**TASK INPUTS**
------------

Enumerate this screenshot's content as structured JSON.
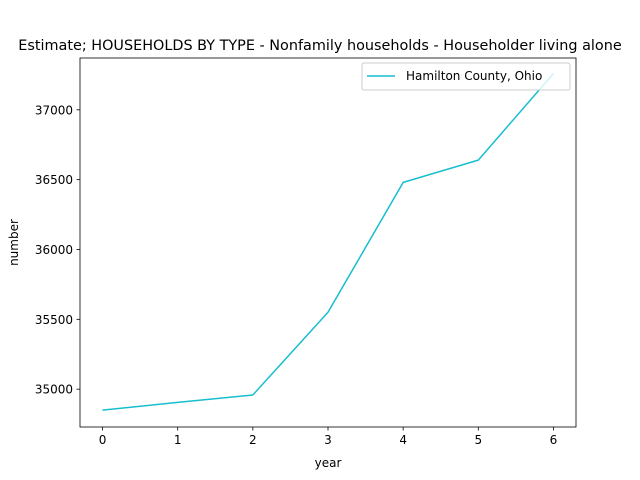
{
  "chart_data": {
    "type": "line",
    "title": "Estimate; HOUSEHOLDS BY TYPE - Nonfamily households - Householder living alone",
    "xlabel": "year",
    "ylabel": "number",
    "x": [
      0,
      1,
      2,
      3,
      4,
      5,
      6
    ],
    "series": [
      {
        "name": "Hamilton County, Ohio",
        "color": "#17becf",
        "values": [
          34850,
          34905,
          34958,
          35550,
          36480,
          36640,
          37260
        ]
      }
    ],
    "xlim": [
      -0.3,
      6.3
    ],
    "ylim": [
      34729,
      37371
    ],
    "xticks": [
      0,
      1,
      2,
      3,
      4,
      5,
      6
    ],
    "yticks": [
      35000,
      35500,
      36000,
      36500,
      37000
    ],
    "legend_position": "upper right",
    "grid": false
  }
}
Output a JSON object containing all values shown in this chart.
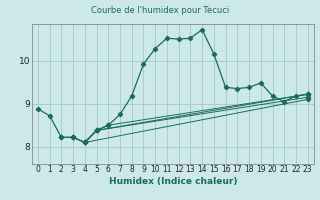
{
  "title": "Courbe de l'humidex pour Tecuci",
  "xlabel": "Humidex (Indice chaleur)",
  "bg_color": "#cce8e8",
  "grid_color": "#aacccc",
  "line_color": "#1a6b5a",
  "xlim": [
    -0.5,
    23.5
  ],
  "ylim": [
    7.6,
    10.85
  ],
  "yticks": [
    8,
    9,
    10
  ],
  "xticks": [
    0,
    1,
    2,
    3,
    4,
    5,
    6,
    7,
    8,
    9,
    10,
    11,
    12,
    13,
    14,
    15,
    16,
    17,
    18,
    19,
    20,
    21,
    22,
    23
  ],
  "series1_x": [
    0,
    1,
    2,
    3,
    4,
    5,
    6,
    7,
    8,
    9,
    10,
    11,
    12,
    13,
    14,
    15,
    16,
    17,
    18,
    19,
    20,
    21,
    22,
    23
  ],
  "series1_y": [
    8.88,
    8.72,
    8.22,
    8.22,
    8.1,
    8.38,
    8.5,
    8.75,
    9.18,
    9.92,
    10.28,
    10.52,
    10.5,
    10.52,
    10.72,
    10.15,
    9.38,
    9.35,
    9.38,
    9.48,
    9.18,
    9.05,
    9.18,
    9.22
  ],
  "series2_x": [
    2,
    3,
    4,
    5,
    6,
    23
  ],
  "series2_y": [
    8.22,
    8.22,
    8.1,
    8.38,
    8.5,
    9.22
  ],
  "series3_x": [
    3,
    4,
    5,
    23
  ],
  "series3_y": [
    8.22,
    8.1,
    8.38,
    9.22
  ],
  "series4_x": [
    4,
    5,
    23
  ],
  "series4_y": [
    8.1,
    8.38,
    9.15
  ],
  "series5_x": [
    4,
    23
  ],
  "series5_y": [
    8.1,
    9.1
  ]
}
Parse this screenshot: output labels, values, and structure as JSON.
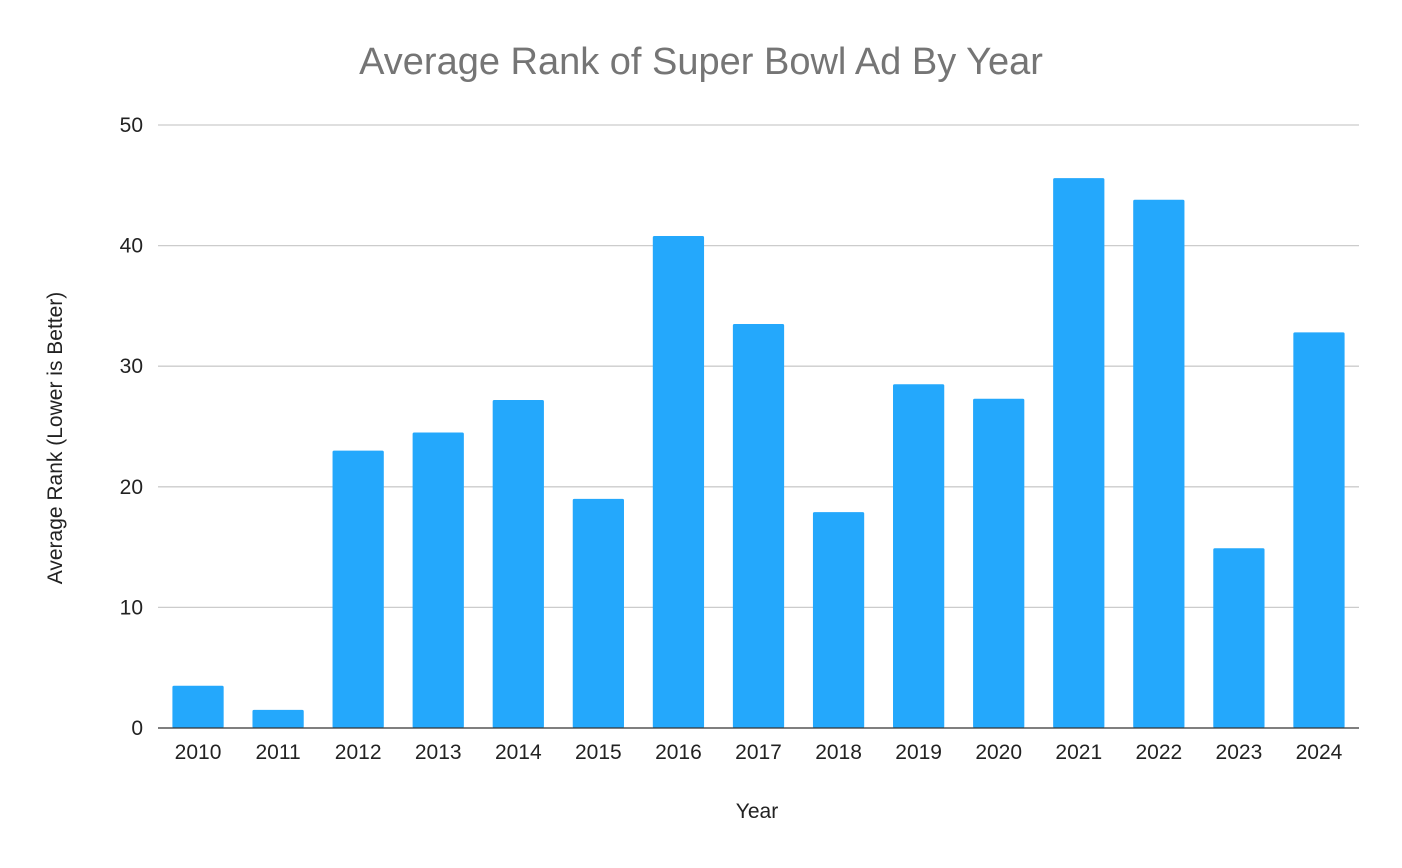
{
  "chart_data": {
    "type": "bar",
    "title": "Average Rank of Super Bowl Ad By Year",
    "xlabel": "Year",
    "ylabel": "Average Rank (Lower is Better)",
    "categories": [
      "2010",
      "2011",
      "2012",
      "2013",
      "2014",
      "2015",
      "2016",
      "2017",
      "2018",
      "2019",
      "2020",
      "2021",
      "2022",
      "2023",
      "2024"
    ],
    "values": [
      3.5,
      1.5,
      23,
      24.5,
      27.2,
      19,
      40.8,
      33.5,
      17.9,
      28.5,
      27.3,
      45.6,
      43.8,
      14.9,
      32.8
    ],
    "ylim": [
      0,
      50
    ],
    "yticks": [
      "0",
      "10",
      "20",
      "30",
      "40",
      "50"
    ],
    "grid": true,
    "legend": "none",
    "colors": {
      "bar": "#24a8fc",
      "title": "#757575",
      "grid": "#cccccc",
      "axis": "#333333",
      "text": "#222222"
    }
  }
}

------------

**PROBLEM TO WORK ON**
Copy the records exactly as they appear, excluding images.

**RESULT OF THE TASK**
Enumerate this screenshot's content as structured JSON.
{
  "chart_data": {
    "type": "line",
    "title": "Estimate; HOUSEHOLDS BY TYPE - Nonfamily households - Householder living alone",
    "xlabel": "year",
    "ylabel": "number",
    "x": [
      0,
      1,
      2,
      3,
      4,
      5,
      6
    ],
    "series": [
      {
        "name": "Hamilton County, Ohio",
        "color": "#17becf",
        "values": [
          34850,
          34905,
          34958,
          35550,
          36480,
          36640,
          37260
        ]
      }
    ],
    "xlim": [
      -0.3,
      6.3
    ],
    "ylim": [
      34729,
      37371
    ],
    "xticks": [
      0,
      1,
      2,
      3,
      4,
      5,
      6
    ],
    "yticks": [
      35000,
      35500,
      36000,
      36500,
      37000
    ],
    "legend_position": "upper right",
    "grid": false
  }
}
Output a JSON object containing all values shown in this chart.
{
  "title": "Courbe de l'humidex pour Tecuci",
  "xlabel": "Humidex (Indice chaleur)",
  "bg_color": "#cce8e8",
  "grid_color": "#aacccc",
  "line_color": "#1a6b5a",
  "xlim": [
    -0.5,
    23.5
  ],
  "ylim": [
    7.6,
    10.85
  ],
  "yticks": [
    8,
    9,
    10
  ],
  "xticks": [
    0,
    1,
    2,
    3,
    4,
    5,
    6,
    7,
    8,
    9,
    10,
    11,
    12,
    13,
    14,
    15,
    16,
    17,
    18,
    19,
    20,
    21,
    22,
    23
  ],
  "series1_x": [
    0,
    1,
    2,
    3,
    4,
    5,
    6,
    7,
    8,
    9,
    10,
    11,
    12,
    13,
    14,
    15,
    16,
    17,
    18,
    19,
    20,
    21,
    22,
    23
  ],
  "series1_y": [
    8.88,
    8.72,
    8.22,
    8.22,
    8.1,
    8.38,
    8.5,
    8.75,
    9.18,
    9.92,
    10.28,
    10.52,
    10.5,
    10.52,
    10.72,
    10.15,
    9.38,
    9.35,
    9.38,
    9.48,
    9.18,
    9.05,
    9.18,
    9.22
  ],
  "series2_x": [
    2,
    3,
    4,
    5,
    6,
    23
  ],
  "series2_y": [
    8.22,
    8.22,
    8.1,
    8.38,
    8.5,
    9.22
  ],
  "series3_x": [
    3,
    4,
    5,
    23
  ],
  "series3_y": [
    8.22,
    8.1,
    8.38,
    9.22
  ],
  "series4_x": [
    4,
    5,
    23
  ],
  "series4_y": [
    8.1,
    8.38,
    9.15
  ],
  "series5_x": [
    4,
    23
  ],
  "series5_y": [
    8.1,
    9.1
  ]
}
Parse this screenshot: output labels, values, and structure as JSON.
{
  "chart_data": {
    "type": "bar",
    "title": "Average Rank of Super Bowl Ad By Year",
    "xlabel": "Year",
    "ylabel": "Average Rank (Lower is Better)",
    "categories": [
      "2010",
      "2011",
      "2012",
      "2013",
      "2014",
      "2015",
      "2016",
      "2017",
      "2018",
      "2019",
      "2020",
      "2021",
      "2022",
      "2023",
      "2024"
    ],
    "values": [
      3.5,
      1.5,
      23,
      24.5,
      27.2,
      19,
      40.8,
      33.5,
      17.9,
      28.5,
      27.3,
      45.6,
      43.8,
      14.9,
      32.8
    ],
    "ylim": [
      0,
      50
    ],
    "yticks": [
      "0",
      "10",
      "20",
      "30",
      "40",
      "50"
    ],
    "grid": true,
    "legend": "none",
    "colors": {
      "bar": "#24a8fc",
      "title": "#757575",
      "grid": "#cccccc",
      "axis": "#333333",
      "text": "#222222"
    }
  }
}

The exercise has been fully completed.